#### EXTRACTED RECORDS
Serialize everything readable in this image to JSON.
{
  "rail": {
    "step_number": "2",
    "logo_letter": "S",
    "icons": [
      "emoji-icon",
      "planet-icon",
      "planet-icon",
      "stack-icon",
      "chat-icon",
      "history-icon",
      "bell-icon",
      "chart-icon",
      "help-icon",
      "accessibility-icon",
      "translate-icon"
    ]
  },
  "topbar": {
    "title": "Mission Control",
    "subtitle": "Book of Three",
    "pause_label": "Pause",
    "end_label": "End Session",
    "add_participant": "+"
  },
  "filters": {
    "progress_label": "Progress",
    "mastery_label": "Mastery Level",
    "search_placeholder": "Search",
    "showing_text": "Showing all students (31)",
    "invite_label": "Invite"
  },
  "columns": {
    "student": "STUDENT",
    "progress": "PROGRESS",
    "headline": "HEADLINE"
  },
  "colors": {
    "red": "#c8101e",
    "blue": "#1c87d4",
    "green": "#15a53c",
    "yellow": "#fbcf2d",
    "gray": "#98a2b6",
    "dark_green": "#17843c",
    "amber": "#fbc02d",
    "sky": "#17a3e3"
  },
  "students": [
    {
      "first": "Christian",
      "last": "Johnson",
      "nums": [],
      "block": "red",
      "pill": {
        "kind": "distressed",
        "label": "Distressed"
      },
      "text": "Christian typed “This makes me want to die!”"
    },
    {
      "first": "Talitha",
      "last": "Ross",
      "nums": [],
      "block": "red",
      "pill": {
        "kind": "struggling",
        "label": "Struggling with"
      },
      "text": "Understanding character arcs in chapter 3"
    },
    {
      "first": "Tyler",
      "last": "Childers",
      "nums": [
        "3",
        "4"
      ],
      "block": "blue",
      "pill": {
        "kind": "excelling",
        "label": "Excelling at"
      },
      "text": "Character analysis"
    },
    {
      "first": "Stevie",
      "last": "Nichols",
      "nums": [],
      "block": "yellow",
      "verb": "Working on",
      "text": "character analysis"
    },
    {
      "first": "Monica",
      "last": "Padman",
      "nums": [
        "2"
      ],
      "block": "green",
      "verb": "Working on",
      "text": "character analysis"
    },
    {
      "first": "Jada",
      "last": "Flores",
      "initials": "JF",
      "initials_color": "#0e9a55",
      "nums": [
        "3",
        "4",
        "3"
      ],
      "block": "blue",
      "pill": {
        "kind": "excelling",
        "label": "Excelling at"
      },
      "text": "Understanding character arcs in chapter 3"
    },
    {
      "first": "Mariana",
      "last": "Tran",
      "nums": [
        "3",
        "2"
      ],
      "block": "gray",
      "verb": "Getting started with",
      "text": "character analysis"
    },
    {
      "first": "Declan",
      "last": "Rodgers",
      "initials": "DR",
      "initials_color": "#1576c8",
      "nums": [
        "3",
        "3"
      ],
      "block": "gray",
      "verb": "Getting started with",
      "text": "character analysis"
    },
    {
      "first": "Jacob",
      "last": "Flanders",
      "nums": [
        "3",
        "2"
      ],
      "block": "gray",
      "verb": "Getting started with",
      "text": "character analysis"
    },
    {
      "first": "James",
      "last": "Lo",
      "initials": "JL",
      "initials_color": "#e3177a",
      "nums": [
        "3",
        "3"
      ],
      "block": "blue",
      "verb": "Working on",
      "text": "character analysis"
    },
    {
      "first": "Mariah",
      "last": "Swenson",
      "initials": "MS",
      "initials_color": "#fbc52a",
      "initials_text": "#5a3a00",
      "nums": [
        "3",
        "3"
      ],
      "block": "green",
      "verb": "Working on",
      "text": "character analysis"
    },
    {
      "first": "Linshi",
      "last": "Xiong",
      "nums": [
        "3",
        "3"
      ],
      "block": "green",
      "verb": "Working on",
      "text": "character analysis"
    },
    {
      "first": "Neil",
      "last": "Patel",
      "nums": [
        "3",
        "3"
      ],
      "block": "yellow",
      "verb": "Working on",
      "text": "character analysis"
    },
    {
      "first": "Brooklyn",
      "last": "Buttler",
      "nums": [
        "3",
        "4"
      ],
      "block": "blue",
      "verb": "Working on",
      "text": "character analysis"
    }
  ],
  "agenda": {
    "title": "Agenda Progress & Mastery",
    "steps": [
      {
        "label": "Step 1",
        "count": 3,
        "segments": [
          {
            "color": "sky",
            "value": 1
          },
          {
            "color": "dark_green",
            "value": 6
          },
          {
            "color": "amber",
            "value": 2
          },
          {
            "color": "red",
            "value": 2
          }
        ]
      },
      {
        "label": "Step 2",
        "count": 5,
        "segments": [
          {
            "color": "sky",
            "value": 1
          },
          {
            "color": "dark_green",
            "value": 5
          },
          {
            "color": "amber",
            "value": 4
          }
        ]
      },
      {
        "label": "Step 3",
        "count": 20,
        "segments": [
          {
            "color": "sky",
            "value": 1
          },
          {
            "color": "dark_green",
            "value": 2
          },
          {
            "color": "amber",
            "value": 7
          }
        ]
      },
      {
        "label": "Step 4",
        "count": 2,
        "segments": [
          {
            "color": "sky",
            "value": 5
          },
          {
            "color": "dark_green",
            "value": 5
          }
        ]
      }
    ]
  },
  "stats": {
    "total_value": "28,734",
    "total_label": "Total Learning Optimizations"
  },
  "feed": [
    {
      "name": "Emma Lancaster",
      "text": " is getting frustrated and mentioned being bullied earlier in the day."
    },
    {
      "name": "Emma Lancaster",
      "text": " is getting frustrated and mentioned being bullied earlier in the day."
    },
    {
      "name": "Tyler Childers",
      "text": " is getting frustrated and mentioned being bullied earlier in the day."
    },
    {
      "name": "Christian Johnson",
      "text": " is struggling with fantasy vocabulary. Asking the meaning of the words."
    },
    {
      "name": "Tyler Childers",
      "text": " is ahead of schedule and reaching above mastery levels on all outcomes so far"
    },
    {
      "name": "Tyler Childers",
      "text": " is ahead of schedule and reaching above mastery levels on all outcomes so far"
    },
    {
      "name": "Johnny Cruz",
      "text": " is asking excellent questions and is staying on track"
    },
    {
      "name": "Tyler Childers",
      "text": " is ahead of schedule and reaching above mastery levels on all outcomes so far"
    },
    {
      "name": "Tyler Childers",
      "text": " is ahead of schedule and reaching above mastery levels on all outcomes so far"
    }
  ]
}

#### WHAT TO DO
Output every entry shown above, exactly.

#### COMPLETED TASK
Serialize everything readable in this image to JSON.
{
  "rail": {
    "step_number": "2",
    "logo_letter": "S",
    "icons": [
      "emoji-icon",
      "planet-icon",
      "planet-icon",
      "stack-icon",
      "chat-icon",
      "history-icon",
      "bell-icon",
      "chart-icon",
      "help-icon",
      "accessibility-icon",
      "translate-icon"
    ]
  },
  "topbar": {
    "title": "Mission Control",
    "subtitle": "Book of Three",
    "pause_label": "Pause",
    "end_label": "End Session",
    "add_participant": "+"
  },
  "filters": {
    "progress_label": "Progress",
    "mastery_label": "Mastery Level",
    "search_placeholder": "Search",
    "showing_text": "Showing all students (31)",
    "invite_label": "Invite"
  },
  "columns": {
    "student": "STUDENT",
    "progress": "PROGRESS",
    "headline": "HEADLINE"
  },
  "colors": {
    "red": "#c8101e",
    "blue": "#1c87d4",
    "green": "#15a53c",
    "yellow": "#fbcf2d",
    "gray": "#98a2b6",
    "dark_green": "#17843c",
    "amber": "#fbc02d",
    "sky": "#17a3e3"
  },
  "students": [
    {
      "first": "Christian",
      "last": "Johnson",
      "nums": [],
      "block": "red",
      "pill": {
        "kind": "distressed",
        "label": "Distressed"
      },
      "text": "Christian typed “This makes me want to die!”"
    },
    {
      "first": "Talitha",
      "last": "Ross",
      "nums": [],
      "block": "red",
      "pill": {
        "kind": "struggling",
        "label": "Struggling with"
      },
      "text": "Understanding character arcs in chapter 3"
    },
    {
      "first": "Tyler",
      "last": "Childers",
      "nums": [
        "3",
        "4"
      ],
      "block": "blue",
      "pill": {
        "kind": "excelling",
        "label": "Excelling at"
      },
      "text": "Character analysis"
    },
    {
      "first": "Stevie",
      "last": "Nichols",
      "nums": [],
      "block": "yellow",
      "verb": "Working on",
      "text": "character analysis"
    },
    {
      "first": "Monica",
      "last": "Padman",
      "nums": [
        "2"
      ],
      "block": "green",
      "verb": "Working on",
      "text": "character analysis"
    },
    {
      "first": "Jada",
      "last": "Flores",
      "initials": "JF",
      "initials_color": "#0e9a55",
      "nums": [
        "3",
        "4",
        "3"
      ],
      "block": "blue",
      "pill": {
        "kind": "excelling",
        "label": "Excelling at"
      },
      "text": "Understanding character arcs in chapter 3"
    },
    {
      "first": "Mariana",
      "last": "Tran",
      "nums": [
        "3",
        "2"
      ],
      "block": "gray",
      "verb": "Getting started with",
      "text": "character analysis"
    },
    {
      "first": "Declan",
      "last": "Rodgers",
      "initials": "DR",
      "initials_color": "#1576c8",
      "nums": [
        "3",
        "3"
      ],
      "block": "gray",
      "verb": "Getting started with",
      "text": "character analysis"
    },
    {
      "first": "Jacob",
      "last": "Flanders",
      "nums": [
        "3",
        "2"
      ],
      "block": "gray",
      "verb": "Getting started with",
      "text": "character analysis"
    },
    {
      "first": "James",
      "last": "Lo",
      "initials": "JL",
      "initials_color": "#e3177a",
      "nums": [
        "3",
        "3"
      ],
      "block": "blue",
      "verb": "Working on",
      "text": "character analysis"
    },
    {
      "first": "Mariah",
      "last": "Swenson",
      "initials": "MS",
      "initials_color": "#fbc52a",
      "initials_text": "#5a3a00",
      "nums": [
        "3",
        "3"
      ],
      "block": "green",
      "verb": "Working on",
      "text": "character analysis"
    },
    {
      "first": "Linshi",
      "last": "Xiong",
      "nums": [
        "3",
        "3"
      ],
      "block": "green",
      "verb": "Working on",
      "text": "character analysis"
    },
    {
      "first": "Neil",
      "last": "Patel",
      "nums": [
        "3",
        "3"
      ],
      "block": "yellow",
      "verb": "Working on",
      "text": "character analysis"
    },
    {
      "first": "Brooklyn",
      "last": "Buttler",
      "nums": [
        "3",
        "4"
      ],
      "block": "blue",
      "verb": "Working on",
      "text": "character analysis"
    }
  ],
  "agenda": {
    "title": "Agenda Progress & Mastery",
    "steps": [
      {
        "label": "Step 1",
        "count": 3,
        "segments": [
          {
            "color": "sky",
            "value": 1
          },
          {
            "color": "dark_green",
            "value": 6
          },
          {
            "color": "amber",
            "value": 2
          },
          {
            "color": "red",
            "value": 2
          }
        ]
      },
      {
        "label": "Step 2",
        "count": 5,
        "segments": [
          {
            "color": "sky",
            "value": 1
          },
          {
            "color": "dark_green",
            "value": 5
          },
          {
            "color": "amber",
            "value": 4
          }
        ]
      },
      {
        "label": "Step 3",
        "count": 20,
        "segments": [
          {
            "color": "sky",
            "value": 1
          },
          {
            "color": "dark_green",
            "value": 2
          },
          {
            "color": "amber",
            "value": 7
          }
        ]
      },
      {
        "label": "Step 4",
        "count": 2,
        "segments": [
          {
            "color": "sky",
            "value": 5
          },
          {
            "color": "dark_green",
            "value": 5
          }
        ]
      }
    ]
  },
  "stats": {
    "total_value": "28,734",
    "total_label": "Total Learning Optimizations"
  },
  "feed": [
    {
      "name": "Emma Lancaster",
      "text": " is getting frustrated and mentioned being bullied earlier in the day."
    },
    {
      "name": "Emma Lancaster",
      "text": " is getting frustrated and mentioned being bullied earlier in the day."
    },
    {
      "name": "Tyler Childers",
      "text": " is getting frustrated and mentioned being bullied earlier in the day."
    },
    {
      "name": "Christian Johnson",
      "text": " is struggling with fantasy vocabulary. Asking the meaning of the words."
    },
    {
      "name": "Tyler Childers",
      "text": " is ahead of schedule and reaching above mastery levels on all outcomes so far"
    },
    {
      "name": "Tyler Childers",
      "text": " is ahead of schedule and reaching above mastery levels on all outcomes so far"
    },
    {
      "name": "Johnny Cruz",
      "text": " is asking excellent questions and is staying on track"
    },
    {
      "name": "Tyler Childers",
      "text": " is ahead of schedule and reaching above mastery levels on all outcomes so far"
    },
    {
      "name": "Tyler Childers",
      "text": " is ahead of schedule and reaching above mastery levels on all outcomes so far"
    }
  ]
}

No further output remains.